- [Written problem]: Go through the records underneath and write each one out again exactly.

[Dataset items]

• • •

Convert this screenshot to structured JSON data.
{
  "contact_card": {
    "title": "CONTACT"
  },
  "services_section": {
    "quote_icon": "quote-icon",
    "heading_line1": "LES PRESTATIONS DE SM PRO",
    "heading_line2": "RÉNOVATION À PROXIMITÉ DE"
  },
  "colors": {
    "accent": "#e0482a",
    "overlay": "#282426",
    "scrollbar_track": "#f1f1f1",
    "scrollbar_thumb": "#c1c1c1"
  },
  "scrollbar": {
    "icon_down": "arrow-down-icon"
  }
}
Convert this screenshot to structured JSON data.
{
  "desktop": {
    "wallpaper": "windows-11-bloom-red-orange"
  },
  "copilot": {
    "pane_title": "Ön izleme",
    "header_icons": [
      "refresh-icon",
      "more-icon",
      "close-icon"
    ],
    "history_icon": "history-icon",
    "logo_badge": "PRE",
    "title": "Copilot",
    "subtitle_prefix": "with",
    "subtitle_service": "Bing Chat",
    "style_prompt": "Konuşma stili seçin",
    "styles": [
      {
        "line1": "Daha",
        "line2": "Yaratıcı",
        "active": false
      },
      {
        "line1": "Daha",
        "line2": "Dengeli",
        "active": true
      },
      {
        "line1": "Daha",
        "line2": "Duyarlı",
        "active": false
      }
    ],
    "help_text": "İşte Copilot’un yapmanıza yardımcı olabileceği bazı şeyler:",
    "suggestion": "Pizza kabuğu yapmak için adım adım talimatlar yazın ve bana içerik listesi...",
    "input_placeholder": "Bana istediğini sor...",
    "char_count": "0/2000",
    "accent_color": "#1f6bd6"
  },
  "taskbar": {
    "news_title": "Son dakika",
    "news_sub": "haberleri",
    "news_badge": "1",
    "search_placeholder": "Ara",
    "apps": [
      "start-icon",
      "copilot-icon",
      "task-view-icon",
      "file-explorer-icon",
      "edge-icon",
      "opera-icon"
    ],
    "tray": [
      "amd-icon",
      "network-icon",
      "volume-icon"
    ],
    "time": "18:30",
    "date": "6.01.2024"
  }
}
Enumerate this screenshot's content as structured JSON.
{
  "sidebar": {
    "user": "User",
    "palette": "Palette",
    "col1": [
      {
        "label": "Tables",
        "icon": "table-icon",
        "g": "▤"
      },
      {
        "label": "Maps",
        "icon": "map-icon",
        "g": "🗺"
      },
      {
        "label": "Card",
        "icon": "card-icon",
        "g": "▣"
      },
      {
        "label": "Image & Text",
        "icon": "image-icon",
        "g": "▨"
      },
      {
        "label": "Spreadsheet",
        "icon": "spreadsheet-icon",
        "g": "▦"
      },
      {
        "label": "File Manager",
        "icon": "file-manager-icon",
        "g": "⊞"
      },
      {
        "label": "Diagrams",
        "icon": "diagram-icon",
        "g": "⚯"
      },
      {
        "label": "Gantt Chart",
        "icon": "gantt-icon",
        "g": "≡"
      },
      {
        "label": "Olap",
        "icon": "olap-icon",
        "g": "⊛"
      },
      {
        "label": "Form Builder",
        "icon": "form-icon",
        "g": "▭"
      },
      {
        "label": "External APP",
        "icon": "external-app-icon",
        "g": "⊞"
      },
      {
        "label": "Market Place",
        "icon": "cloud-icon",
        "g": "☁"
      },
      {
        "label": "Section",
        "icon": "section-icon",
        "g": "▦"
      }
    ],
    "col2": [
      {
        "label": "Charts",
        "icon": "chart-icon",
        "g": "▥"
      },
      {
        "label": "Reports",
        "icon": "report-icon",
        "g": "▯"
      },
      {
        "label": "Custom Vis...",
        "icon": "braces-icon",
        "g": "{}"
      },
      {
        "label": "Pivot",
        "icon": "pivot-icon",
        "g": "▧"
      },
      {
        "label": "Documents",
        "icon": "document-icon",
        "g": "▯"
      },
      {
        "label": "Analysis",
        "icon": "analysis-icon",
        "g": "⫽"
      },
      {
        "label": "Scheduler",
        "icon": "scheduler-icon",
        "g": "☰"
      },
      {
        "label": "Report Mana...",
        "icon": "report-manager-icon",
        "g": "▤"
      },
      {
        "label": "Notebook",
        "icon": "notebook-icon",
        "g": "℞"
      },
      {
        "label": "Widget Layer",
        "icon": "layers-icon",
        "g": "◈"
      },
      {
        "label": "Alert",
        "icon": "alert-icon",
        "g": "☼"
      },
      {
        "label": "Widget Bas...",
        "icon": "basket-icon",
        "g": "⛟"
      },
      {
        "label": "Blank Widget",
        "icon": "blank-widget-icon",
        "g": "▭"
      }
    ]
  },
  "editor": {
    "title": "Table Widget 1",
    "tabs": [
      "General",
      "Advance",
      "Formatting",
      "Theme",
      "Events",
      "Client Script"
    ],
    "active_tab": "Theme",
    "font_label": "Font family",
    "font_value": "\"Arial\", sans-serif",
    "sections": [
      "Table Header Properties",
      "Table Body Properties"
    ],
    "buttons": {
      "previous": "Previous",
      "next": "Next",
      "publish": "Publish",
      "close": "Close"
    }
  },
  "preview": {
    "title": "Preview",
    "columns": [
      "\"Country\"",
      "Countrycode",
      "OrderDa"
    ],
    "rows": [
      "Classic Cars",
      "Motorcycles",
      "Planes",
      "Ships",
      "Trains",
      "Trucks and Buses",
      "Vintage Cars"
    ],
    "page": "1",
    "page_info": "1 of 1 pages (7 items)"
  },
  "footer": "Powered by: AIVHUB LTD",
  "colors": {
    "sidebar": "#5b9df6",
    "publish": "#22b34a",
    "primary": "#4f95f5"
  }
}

• • •

- [In response]:
Convert this screenshot to structured JSON data.
{
  "contact_card": {
    "title": "CONTACT"
  },
  "services_section": {
    "quote_icon": "quote-icon",
    "heading_line1": "LES PRESTATIONS DE SM PRO",
    "heading_line2": "RÉNOVATION À PROXIMITÉ DE"
  },
  "colors": {
    "accent": "#e0482a",
    "overlay": "#282426",
    "scrollbar_track": "#f1f1f1",
    "scrollbar_thumb": "#c1c1c1"
  },
  "scrollbar": {
    "icon_down": "arrow-down-icon"
  }
}
Convert this screenshot to structured JSON data.
{
  "desktop": {
    "wallpaper": "windows-11-bloom-red-orange"
  },
  "copilot": {
    "pane_title": "Ön izleme",
    "header_icons": [
      "refresh-icon",
      "more-icon",
      "close-icon"
    ],
    "history_icon": "history-icon",
    "logo_badge": "PRE",
    "title": "Copilot",
    "subtitle_prefix": "with",
    "subtitle_service": "Bing Chat",
    "style_prompt": "Konuşma stili seçin",
    "styles": [
      {
        "line1": "Daha",
        "line2": "Yaratıcı",
        "active": false
      },
      {
        "line1": "Daha",
        "line2": "Dengeli",
        "active": true
      },
      {
        "line1": "Daha",
        "line2": "Duyarlı",
        "active": false
      }
    ],
    "help_text": "İşte Copilot’un yapmanıza yardımcı olabileceği bazı şeyler:",
    "suggestion": "Pizza kabuğu yapmak için adım adım talimatlar yazın ve bana içerik listesi...",
    "input_placeholder": "Bana istediğini sor...",
    "char_count": "0/2000",
    "accent_color": "#1f6bd6"
  },
  "taskbar": {
    "news_title": "Son dakika",
    "news_sub": "haberleri",
    "news_badge": "1",
    "search_placeholder": "Ara",
    "apps": [
      "start-icon",
      "copilot-icon",
      "task-view-icon",
      "file-explorer-icon",
      "edge-icon",
      "opera-icon"
    ],
    "tray": [
      "amd-icon",
      "network-icon",
      "volume-icon"
    ],
    "time": "18:30",
    "date": "6.01.2024"
  }
}
Enumerate this screenshot's content as structured JSON.
{
  "sidebar": {
    "user": "User",
    "palette": "Palette",
    "col1": [
      {
        "label": "Tables",
        "icon": "table-icon",
        "g": "▤"
      },
      {
        "label": "Maps",
        "icon": "map-icon",
        "g": "🗺"
      },
      {
        "label": "Card",
        "icon": "card-icon",
        "g": "▣"
      },
      {
        "label": "Image & Text",
        "icon": "image-icon",
        "g": "▨"
      },
      {
        "label": "Spreadsheet",
        "icon": "spreadsheet-icon",
        "g": "▦"
      },
      {
        "label": "File Manager",
        "icon": "file-manager-icon",
        "g": "⊞"
      },
      {
        "label": "Diagrams",
        "icon": "diagram-icon",
        "g": "⚯"
      },
      {
        "label": "Gantt Chart",
        "icon": "gantt-icon",
        "g": "≡"
      },
      {
        "label": "Olap",
        "icon": "olap-icon",
        "g": "⊛"
      },
      {
        "label": "Form Builder",
        "icon": "form-icon",
        "g": "▭"
      },
      {
        "label": "External APP",
        "icon": "external-app-icon",
        "g": "⊞"
      },
      {
        "label": "Market Place",
        "icon": "cloud-icon",
        "g": "☁"
      },
      {
        "label": "Section",
        "icon": "section-icon",
        "g": "▦"
      }
    ],
    "col2": [
      {
        "label": "Charts",
        "icon": "chart-icon",
        "g": "▥"
      },
      {
        "label": "Reports",
        "icon": "report-icon",
        "g": "▯"
      },
      {
        "label": "Custom Vis...",
        "icon": "braces-icon",
        "g": "{}"
      },
      {
        "label": "Pivot",
        "icon": "pivot-icon",
        "g": "▧"
      },
      {
        "label": "Documents",
        "icon": "document-icon",
        "g": "▯"
      },
      {
        "label": "Analysis",
        "icon": "analysis-icon",
        "g": "⫽"
      },
      {
        "label": "Scheduler",
        "icon": "scheduler-icon",
        "g": "☰"
      },
      {
        "label": "Report Mana...",
        "icon": "report-manager-icon",
        "g": "▤"
      },
      {
        "label": "Notebook",
        "icon": "notebook-icon",
        "g": "℞"
      },
      {
        "label": "Widget Layer",
        "icon": "layers-icon",
        "g": "◈"
      },
      {
        "label": "Alert",
        "icon": "alert-icon",
        "g": "☼"
      },
      {
        "label": "Widget Bas...",
        "icon": "basket-icon",
        "g": "⛟"
      },
      {
        "label": "Blank Widget",
        "icon": "blank-widget-icon",
        "g": "▭"
      }
    ]
  },
  "editor": {
    "title": "Table Widget 1",
    "tabs": [
      "General",
      "Advance",
      "Formatting",
      "Theme",
      "Events",
      "Client Script"
    ],
    "active_tab": "Theme",
    "font_label": "Font family",
    "font_value": "\"Arial\", sans-serif",
    "sections": [
      "Table Header Properties",
      "Table Body Properties"
    ],
    "buttons": {
      "previous": "Previous",
      "next": "Next",
      "publish": "Publish",
      "close": "Close"
    }
  },
  "preview": {
    "title": "Preview",
    "columns": [
      "\"Country\"",
      "Countrycode",
      "OrderDa"
    ],
    "rows": [
      "Classic Cars",
      "Motorcycles",
      "Planes",
      "Ships",
      "Trains",
      "Trucks and Buses",
      "Vintage Cars"
    ],
    "page": "1",
    "page_info": "1 of 1 pages (7 items)"
  },
  "footer": "Powered by: AIVHUB LTD",
  "colors": {
    "sidebar": "#5b9df6",
    "publish": "#22b34a",
    "primary": "#4f95f5"
  }
}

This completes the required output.